Copy out each line exactly; pictures stay out of the copy.

════════════════════

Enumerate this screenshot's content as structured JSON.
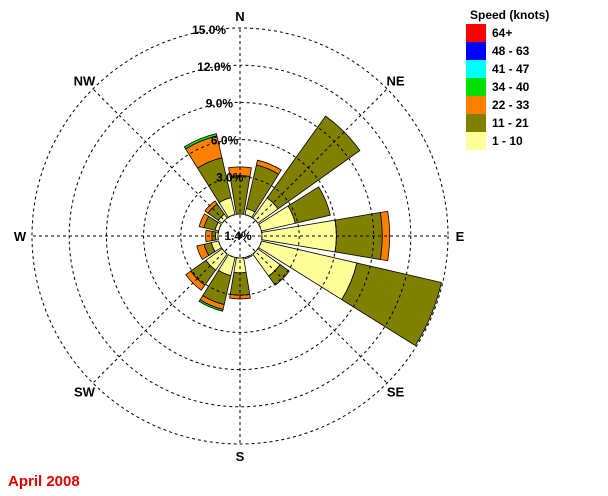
{
  "chart_data": {
    "type": "wind-rose",
    "title": "",
    "caption": "April 2008",
    "legend_title": "Speed (knots)",
    "bins": [
      {
        "label": "64+",
        "color": "#ff0000"
      },
      {
        "label": "48 - 63",
        "color": "#0000ff"
      },
      {
        "label": "41 - 47",
        "color": "#00ffff"
      },
      {
        "label": "34 - 40",
        "color": "#00e000"
      },
      {
        "label": "22 - 33",
        "color": "#ff8000"
      },
      {
        "label": "11 - 21",
        "color": "#808000"
      },
      {
        "label": "1 - 10",
        "color": "#ffff99"
      }
    ],
    "rings_percent": [
      3.0,
      6.0,
      9.0,
      12.0,
      15.0
    ],
    "ring_labels": [
      "3.0%",
      "6.0%",
      "9.0%",
      "12.0%",
      "15.0%"
    ],
    "calm_label": "1.4%",
    "calm_percent": 1.4,
    "directions": [
      "N",
      "NNE",
      "NE",
      "ENE",
      "E",
      "ESE",
      "SE",
      "SSE",
      "S",
      "SSW",
      "SW",
      "WSW",
      "W",
      "WNW",
      "NW",
      "NNW"
    ],
    "compass_labels": [
      {
        "text": "N",
        "deg": 0
      },
      {
        "text": "NE",
        "deg": 45
      },
      {
        "text": "E",
        "deg": 90
      },
      {
        "text": "SE",
        "deg": 135
      },
      {
        "text": "S",
        "deg": 180
      },
      {
        "text": "SW",
        "deg": 225
      },
      {
        "text": "W",
        "deg": 270
      },
      {
        "text": "NW",
        "deg": 315
      }
    ],
    "series_note": "values are percent of time per bin, order: 1-10, 11-21, 22-33, 34-40",
    "values": [
      [
        0.0,
        3.1,
        0.7,
        0.0
      ],
      [
        0.5,
        3.6,
        0.4,
        0.0
      ],
      [
        2.0,
        8.1,
        0.0,
        0.0
      ],
      [
        2.8,
        2.9,
        0.0,
        0.0
      ],
      [
        6.0,
        3.7,
        0.6,
        0.0
      ],
      [
        7.9,
        7.0,
        0.0,
        0.0
      ],
      [
        2.2,
        0.9,
        0.0,
        0.0
      ],
      [
        0.1,
        0.0,
        0.0,
        0.0
      ],
      [
        1.2,
        1.8,
        0.3,
        0.0
      ],
      [
        1.5,
        2.4,
        0.4,
        0.15
      ],
      [
        1.6,
        1.5,
        0.5,
        0.0
      ],
      [
        0.6,
        0.6,
        0.6,
        0.0
      ],
      [
        0.2,
        0.3,
        0.5,
        0.0
      ],
      [
        0.3,
        0.9,
        0.4,
        0.0
      ],
      [
        0.4,
        1.0,
        0.3,
        0.0
      ],
      [
        1.4,
        3.3,
        1.8,
        0.2
      ]
    ]
  }
}
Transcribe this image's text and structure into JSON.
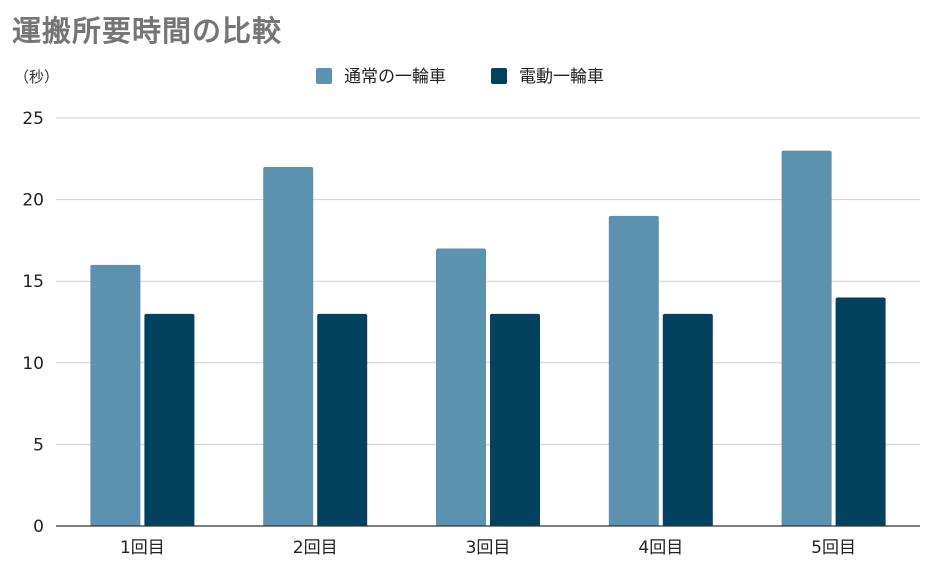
{
  "chart_data": {
    "type": "bar",
    "title": "運搬所要時間の比較",
    "ylabel": "（秒）",
    "xlabel": "",
    "categories": [
      "1回目",
      "2回目",
      "3回目",
      "4回目",
      "5回目"
    ],
    "series": [
      {
        "name": "通常の一輪車",
        "color": "#5b92b0",
        "values": [
          16,
          22,
          17,
          19,
          23
        ]
      },
      {
        "name": "電動一輪車",
        "color": "#02425f",
        "values": [
          13,
          13,
          13,
          13,
          14
        ]
      }
    ],
    "ylim": [
      0,
      25
    ],
    "yticks": [
      0,
      5,
      10,
      15,
      20,
      25
    ],
    "grid": true,
    "legend_position": "top-center"
  }
}
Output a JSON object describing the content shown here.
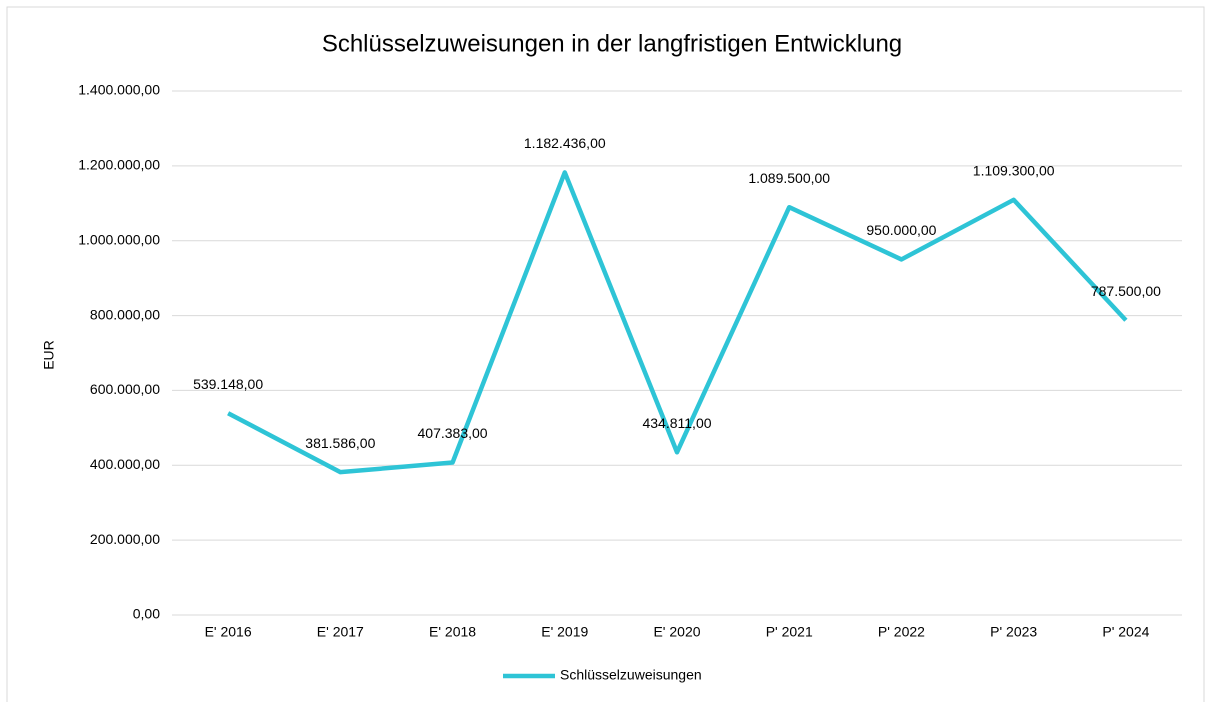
{
  "chart_data": {
    "type": "line",
    "title": "Schlüsselzuweisungen in der langfristigen Entwicklung",
    "ylabel": "EUR",
    "categories": [
      "E' 2016",
      "E' 2017",
      "E' 2018",
      "E' 2019",
      "E' 2020",
      "P' 2021",
      "P' 2022",
      "P' 2023",
      "P' 2024"
    ],
    "series": [
      {
        "name": "Schlüsselzuweisungen",
        "color": "#2ec4d6",
        "values": [
          539148,
          381586,
          407383,
          1182436,
          434811,
          1089500,
          950000,
          1109300,
          787500
        ],
        "value_labels": [
          "539.148,00",
          "381.586,00",
          "407.383,00",
          "1.182.436,00",
          "434.811,00",
          "1.089.500,00",
          "950.000,00",
          "1.109.300,00",
          "787.500,00"
        ]
      }
    ],
    "ylim": [
      0,
      1400000
    ],
    "yticks": [
      {
        "value": 0,
        "label": "0,00"
      },
      {
        "value": 200000,
        "label": "200.000,00"
      },
      {
        "value": 400000,
        "label": "400.000,00"
      },
      {
        "value": 600000,
        "label": "600.000,00"
      },
      {
        "value": 800000,
        "label": "800.000,00"
      },
      {
        "value": 1000000,
        "label": "1.000.000,00"
      },
      {
        "value": 1200000,
        "label": "1.200.000,00"
      },
      {
        "value": 1400000,
        "label": "1.400.000,00"
      }
    ],
    "grid": true,
    "legend": "bottom"
  }
}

════════════════════

# Result:
Enumerate this screenshot's content as structured JSON.
{
  "chart_data": {
    "type": "wind-rose",
    "title": "",
    "caption": "April 2008",
    "legend_title": "Speed (knots)",
    "bins": [
      {
        "label": "64+",
        "color": "#ff0000"
      },
      {
        "label": "48 - 63",
        "color": "#0000ff"
      },
      {
        "label": "41 - 47",
        "color": "#00ffff"
      },
      {
        "label": "34 - 40",
        "color": "#00e000"
      },
      {
        "label": "22 - 33",
        "color": "#ff8000"
      },
      {
        "label": "11 - 21",
        "color": "#808000"
      },
      {
        "label": "1 - 10",
        "color": "#ffff99"
      }
    ],
    "rings_percent": [
      3.0,
      6.0,
      9.0,
      12.0,
      15.0
    ],
    "ring_labels": [
      "3.0%",
      "6.0%",
      "9.0%",
      "12.0%",
      "15.0%"
    ],
    "calm_label": "1.4%",
    "calm_percent": 1.4,
    "directions": [
      "N",
      "NNE",
      "NE",
      "ENE",
      "E",
      "ESE",
      "SE",
      "SSE",
      "S",
      "SSW",
      "SW",
      "WSW",
      "W",
      "WNW",
      "NW",
      "NNW"
    ],
    "compass_labels": [
      {
        "text": "N",
        "deg": 0
      },
      {
        "text": "NE",
        "deg": 45
      },
      {
        "text": "E",
        "deg": 90
      },
      {
        "text": "SE",
        "deg": 135
      },
      {
        "text": "S",
        "deg": 180
      },
      {
        "text": "SW",
        "deg": 225
      },
      {
        "text": "W",
        "deg": 270
      },
      {
        "text": "NW",
        "deg": 315
      }
    ],
    "series_note": "values are percent of time per bin, order: 1-10, 11-21, 22-33, 34-40",
    "values": [
      [
        0.0,
        3.1,
        0.7,
        0.0
      ],
      [
        0.5,
        3.6,
        0.4,
        0.0
      ],
      [
        2.0,
        8.1,
        0.0,
        0.0
      ],
      [
        2.8,
        2.9,
        0.0,
        0.0
      ],
      [
        6.0,
        3.7,
        0.6,
        0.0
      ],
      [
        7.9,
        7.0,
        0.0,
        0.0
      ],
      [
        2.2,
        0.9,
        0.0,
        0.0
      ],
      [
        0.1,
        0.0,
        0.0,
        0.0
      ],
      [
        1.2,
        1.8,
        0.3,
        0.0
      ],
      [
        1.5,
        2.4,
        0.4,
        0.15
      ],
      [
        1.6,
        1.5,
        0.5,
        0.0
      ],
      [
        0.6,
        0.6,
        0.6,
        0.0
      ],
      [
        0.2,
        0.3,
        0.5,
        0.0
      ],
      [
        0.3,
        0.9,
        0.4,
        0.0
      ],
      [
        0.4,
        1.0,
        0.3,
        0.0
      ],
      [
        1.4,
        3.3,
        1.8,
        0.2
      ]
    ]
  }
}
Transcribe this image's text and structure into JSON.
{
  "chart_data": {
    "type": "bar",
    "title": "運搬所要時間の比較",
    "ylabel": "（秒）",
    "xlabel": "",
    "categories": [
      "1回目",
      "2回目",
      "3回目",
      "4回目",
      "5回目"
    ],
    "series": [
      {
        "name": "通常の一輪車",
        "color": "#5b92b0",
        "values": [
          16,
          22,
          17,
          19,
          23
        ]
      },
      {
        "name": "電動一輪車",
        "color": "#02425f",
        "values": [
          13,
          13,
          13,
          13,
          14
        ]
      }
    ],
    "ylim": [
      0,
      25
    ],
    "yticks": [
      0,
      5,
      10,
      15,
      20,
      25
    ],
    "grid": true,
    "legend_position": "top-center"
  }
}
Output a JSON object describing the content shown here.
{
  "chart_data": {
    "type": "line",
    "title": "Schlüsselzuweisungen in der langfristigen Entwicklung",
    "ylabel": "EUR",
    "categories": [
      "E' 2016",
      "E' 2017",
      "E' 2018",
      "E' 2019",
      "E' 2020",
      "P' 2021",
      "P' 2022",
      "P' 2023",
      "P' 2024"
    ],
    "series": [
      {
        "name": "Schlüsselzuweisungen",
        "color": "#2ec4d6",
        "values": [
          539148,
          381586,
          407383,
          1182436,
          434811,
          1089500,
          950000,
          1109300,
          787500
        ],
        "value_labels": [
          "539.148,00",
          "381.586,00",
          "407.383,00",
          "1.182.436,00",
          "434.811,00",
          "1.089.500,00",
          "950.000,00",
          "1.109.300,00",
          "787.500,00"
        ]
      }
    ],
    "ylim": [
      0,
      1400000
    ],
    "yticks": [
      {
        "value": 0,
        "label": "0,00"
      },
      {
        "value": 200000,
        "label": "200.000,00"
      },
      {
        "value": 400000,
        "label": "400.000,00"
      },
      {
        "value": 600000,
        "label": "600.000,00"
      },
      {
        "value": 800000,
        "label": "800.000,00"
      },
      {
        "value": 1000000,
        "label": "1.000.000,00"
      },
      {
        "value": 1200000,
        "label": "1.200.000,00"
      },
      {
        "value": 1400000,
        "label": "1.400.000,00"
      }
    ],
    "grid": true,
    "legend": "bottom"
  }
}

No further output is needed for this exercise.